### EXERCISE INSTRUCTIONS:
From the records below, copy each line that has the word "position" in it.

### INFORMATION PROVIDED:
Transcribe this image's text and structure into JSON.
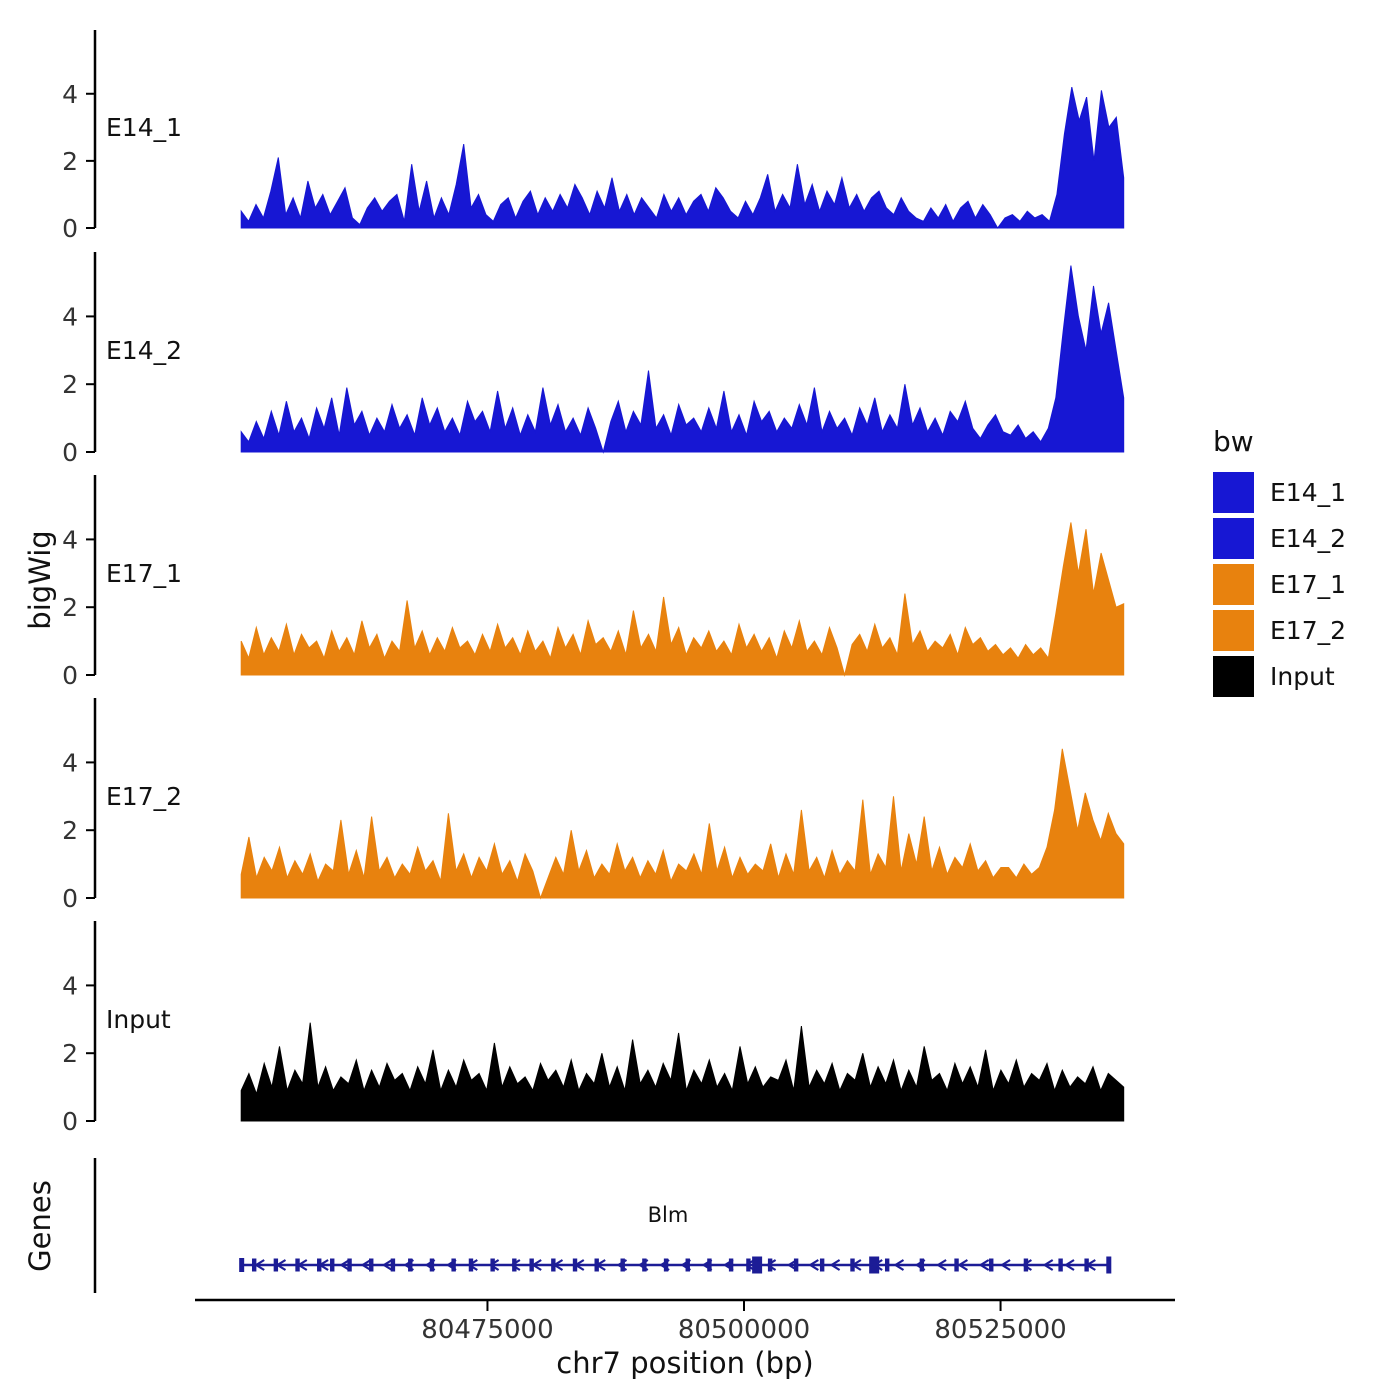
{
  "labels": {
    "y_axis_bigwig": "bigWig",
    "y_axis_genes": "Genes"
  },
  "legend": {
    "title": "bw"
  },
  "x_axis": {
    "title": "chr7 position (bp)",
    "ticks": [
      {
        "bp": 80475000,
        "label": "80475000"
      },
      {
        "bp": 80500000,
        "label": "80500000"
      },
      {
        "bp": 80525000,
        "label": "80525000"
      }
    ]
  },
  "chart_data": {
    "type": "area",
    "title": "",
    "xlabel": "chr7 position (bp)",
    "ylabel": "bigWig",
    "x_bp_range": [
      80446500,
      80542000
    ],
    "signal_bp_range": [
      80451000,
      80537000
    ],
    "y_ticks": [
      0,
      2,
      4
    ],
    "ylim": [
      0,
      5.9
    ],
    "legend_title": "bw",
    "tracks": [
      {
        "label": "E14_1",
        "color": "#1717d3",
        "values": [
          0.5,
          0.2,
          0.7,
          0.3,
          1.1,
          2.1,
          0.4,
          0.9,
          0.3,
          1.4,
          0.6,
          1.0,
          0.4,
          0.8,
          1.2,
          0.3,
          0.1,
          0.6,
          0.9,
          0.5,
          0.8,
          1.0,
          0.2,
          1.9,
          0.5,
          1.4,
          0.3,
          0.9,
          0.4,
          1.3,
          2.5,
          0.6,
          1.0,
          0.4,
          0.2,
          0.7,
          0.9,
          0.3,
          0.8,
          1.1,
          0.4,
          0.9,
          0.5,
          1.0,
          0.6,
          1.3,
          0.9,
          0.4,
          1.1,
          0.6,
          1.5,
          0.5,
          1.0,
          0.4,
          0.9,
          0.6,
          0.3,
          1.0,
          0.5,
          0.9,
          0.4,
          0.8,
          1.0,
          0.5,
          1.2,
          0.9,
          0.5,
          0.3,
          0.8,
          0.4,
          0.9,
          1.6,
          0.5,
          1.0,
          0.6,
          1.9,
          0.7,
          1.3,
          0.5,
          1.1,
          0.7,
          1.5,
          0.6,
          1.0,
          0.5,
          0.9,
          1.1,
          0.6,
          0.4,
          0.9,
          0.5,
          0.3,
          0.2,
          0.6,
          0.3,
          0.7,
          0.2,
          0.6,
          0.8,
          0.3,
          0.7,
          0.4,
          0.0,
          0.3,
          0.4,
          0.2,
          0.5,
          0.3,
          0.4,
          0.2,
          1.0,
          2.8,
          4.2,
          3.2,
          3.9,
          2.0,
          4.1,
          3.0,
          3.3,
          1.5
        ]
      },
      {
        "label": "E14_2",
        "color": "#1717d3",
        "values": [
          0.6,
          0.3,
          0.9,
          0.4,
          1.2,
          0.5,
          1.5,
          0.6,
          1.0,
          0.4,
          1.3,
          0.7,
          1.6,
          0.5,
          1.9,
          0.8,
          1.2,
          0.5,
          1.0,
          0.6,
          1.4,
          0.7,
          1.1,
          0.5,
          1.6,
          0.8,
          1.3,
          0.6,
          1.0,
          0.5,
          1.5,
          0.9,
          1.2,
          0.6,
          1.8,
          0.7,
          1.3,
          0.5,
          1.1,
          0.6,
          1.9,
          0.8,
          1.4,
          0.6,
          1.0,
          0.5,
          1.3,
          0.7,
          0.0,
          0.9,
          1.5,
          0.6,
          1.2,
          0.8,
          2.4,
          0.7,
          1.1,
          0.5,
          1.4,
          0.8,
          1.0,
          0.6,
          1.3,
          0.7,
          1.8,
          0.6,
          1.1,
          0.5,
          1.5,
          0.9,
          1.2,
          0.6,
          1.0,
          0.7,
          1.4,
          0.8,
          1.9,
          0.6,
          1.2,
          0.7,
          1.0,
          0.5,
          1.3,
          0.8,
          1.6,
          0.6,
          1.1,
          0.7,
          2.0,
          0.8,
          1.3,
          0.6,
          1.0,
          0.5,
          1.2,
          0.9,
          1.5,
          0.7,
          0.4,
          0.8,
          1.1,
          0.6,
          0.5,
          0.8,
          0.4,
          0.6,
          0.3,
          0.7,
          1.6,
          3.6,
          5.5,
          4.0,
          3.0,
          4.9,
          3.5,
          4.4,
          3.0,
          1.6
        ]
      },
      {
        "label": "E17_1",
        "color": "#e8820e",
        "values": [
          1.0,
          0.5,
          1.4,
          0.6,
          1.1,
          0.7,
          1.5,
          0.6,
          1.2,
          0.8,
          1.0,
          0.5,
          1.3,
          0.7,
          1.1,
          0.6,
          1.6,
          0.8,
          1.2,
          0.5,
          1.0,
          0.7,
          2.2,
          0.8,
          1.3,
          0.6,
          1.1,
          0.7,
          1.4,
          0.8,
          1.0,
          0.6,
          1.2,
          0.7,
          1.5,
          0.8,
          1.1,
          0.6,
          1.3,
          0.7,
          1.0,
          0.5,
          1.4,
          0.8,
          1.2,
          0.6,
          1.6,
          0.9,
          1.1,
          0.7,
          1.3,
          0.6,
          1.9,
          0.8,
          1.2,
          0.7,
          2.3,
          0.9,
          1.4,
          0.6,
          1.1,
          0.8,
          1.3,
          0.7,
          1.0,
          0.6,
          1.5,
          0.8,
          1.2,
          0.7,
          1.1,
          0.5,
          1.3,
          0.8,
          1.6,
          0.7,
          1.0,
          0.6,
          1.4,
          0.8,
          0.0,
          0.9,
          1.2,
          0.7,
          1.5,
          0.8,
          1.1,
          0.6,
          2.4,
          0.9,
          1.3,
          0.7,
          1.0,
          0.8,
          1.2,
          0.6,
          1.4,
          0.9,
          1.1,
          0.7,
          0.9,
          0.6,
          0.8,
          0.5,
          0.9,
          0.6,
          0.8,
          0.5,
          1.8,
          3.2,
          4.5,
          3.0,
          4.3,
          2.4,
          3.6,
          2.8,
          2.0,
          2.1
        ]
      },
      {
        "label": "E17_2",
        "color": "#e8820e",
        "values": [
          0.7,
          1.8,
          0.6,
          1.2,
          0.8,
          1.5,
          0.6,
          1.1,
          0.7,
          1.3,
          0.5,
          1.0,
          0.8,
          2.3,
          0.7,
          1.4,
          0.6,
          2.4,
          0.8,
          1.2,
          0.6,
          1.0,
          0.7,
          1.5,
          0.8,
          1.1,
          0.5,
          2.5,
          0.8,
          1.3,
          0.6,
          1.2,
          0.8,
          1.6,
          0.7,
          1.1,
          0.5,
          1.3,
          0.8,
          0.0,
          0.6,
          1.2,
          0.7,
          2.0,
          0.8,
          1.4,
          0.6,
          1.0,
          0.7,
          1.6,
          0.8,
          1.2,
          0.6,
          1.1,
          0.7,
          1.4,
          0.5,
          1.0,
          0.8,
          1.3,
          0.7,
          2.2,
          0.8,
          1.5,
          0.6,
          1.2,
          0.7,
          1.0,
          0.8,
          1.6,
          0.6,
          1.3,
          0.7,
          2.6,
          0.8,
          1.2,
          0.6,
          1.4,
          0.7,
          1.1,
          0.8,
          2.9,
          0.7,
          1.3,
          0.9,
          3.0,
          0.8,
          1.9,
          1.0,
          2.4,
          0.8,
          1.5,
          0.7,
          1.2,
          0.9,
          1.6,
          0.8,
          1.1,
          0.6,
          0.9,
          0.9,
          0.6,
          1.0,
          0.7,
          0.9,
          1.5,
          2.6,
          4.4,
          3.2,
          2.0,
          3.1,
          2.3,
          1.7,
          2.5,
          1.9,
          1.6
        ]
      },
      {
        "label": "Input",
        "color": "#000000",
        "values": [
          0.9,
          1.4,
          0.8,
          1.7,
          1.0,
          2.2,
          0.9,
          1.5,
          1.1,
          2.9,
          1.0,
          1.6,
          0.9,
          1.3,
          1.1,
          1.8,
          0.9,
          1.5,
          1.0,
          1.7,
          1.2,
          1.4,
          0.9,
          1.6,
          1.1,
          2.1,
          0.9,
          1.5,
          1.0,
          1.8,
          1.2,
          1.4,
          0.9,
          2.3,
          1.0,
          1.6,
          1.1,
          1.3,
          0.9,
          1.7,
          1.2,
          1.5,
          1.0,
          1.8,
          0.9,
          1.4,
          1.1,
          2.0,
          1.0,
          1.6,
          0.9,
          2.4,
          1.1,
          1.5,
          1.0,
          1.7,
          1.2,
          2.6,
          0.9,
          1.5,
          1.1,
          1.8,
          1.0,
          1.4,
          0.9,
          2.2,
          1.1,
          1.6,
          1.0,
          1.3,
          1.2,
          1.8,
          0.9,
          2.8,
          1.0,
          1.5,
          1.1,
          1.7,
          0.9,
          1.4,
          1.2,
          2.0,
          1.0,
          1.6,
          1.1,
          1.8,
          0.9,
          1.5,
          1.0,
          2.2,
          1.2,
          1.4,
          0.9,
          1.7,
          1.1,
          1.6,
          1.0,
          2.1,
          0.9,
          1.5,
          1.1,
          1.8,
          1.0,
          1.4,
          1.2,
          1.7,
          0.9,
          1.5,
          1.0,
          1.3,
          1.1,
          1.6,
          0.9,
          1.4,
          1.2,
          1.0
        ]
      }
    ],
    "gene_track": {
      "axis_label": "Genes",
      "gene": {
        "name": "Blm",
        "strand": "-",
        "start_bp": 80451000,
        "end_bp": 80535500,
        "color": "#1c1c96",
        "arrow_count": 40,
        "exon_fracs": [
          0.015,
          0.04,
          0.065,
          0.09,
          0.105,
          0.125,
          0.15,
          0.175,
          0.195,
          0.22,
          0.245,
          0.265,
          0.29,
          0.315,
          0.335,
          0.36,
          0.385,
          0.41,
          0.44,
          0.465,
          0.49,
          0.515,
          0.54,
          0.565,
          0.585,
          0.61,
          0.64,
          0.67,
          0.705,
          0.745,
          0.785,
          0.825,
          0.865,
          0.905,
          0.945,
          0.975
        ],
        "large_exon_fracs": [
          0.595,
          0.73
        ]
      }
    }
  }
}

### RESULT BELOW:
    "title": "chr7 position (bp)",
    "xlabel": "chr7 position (bp)",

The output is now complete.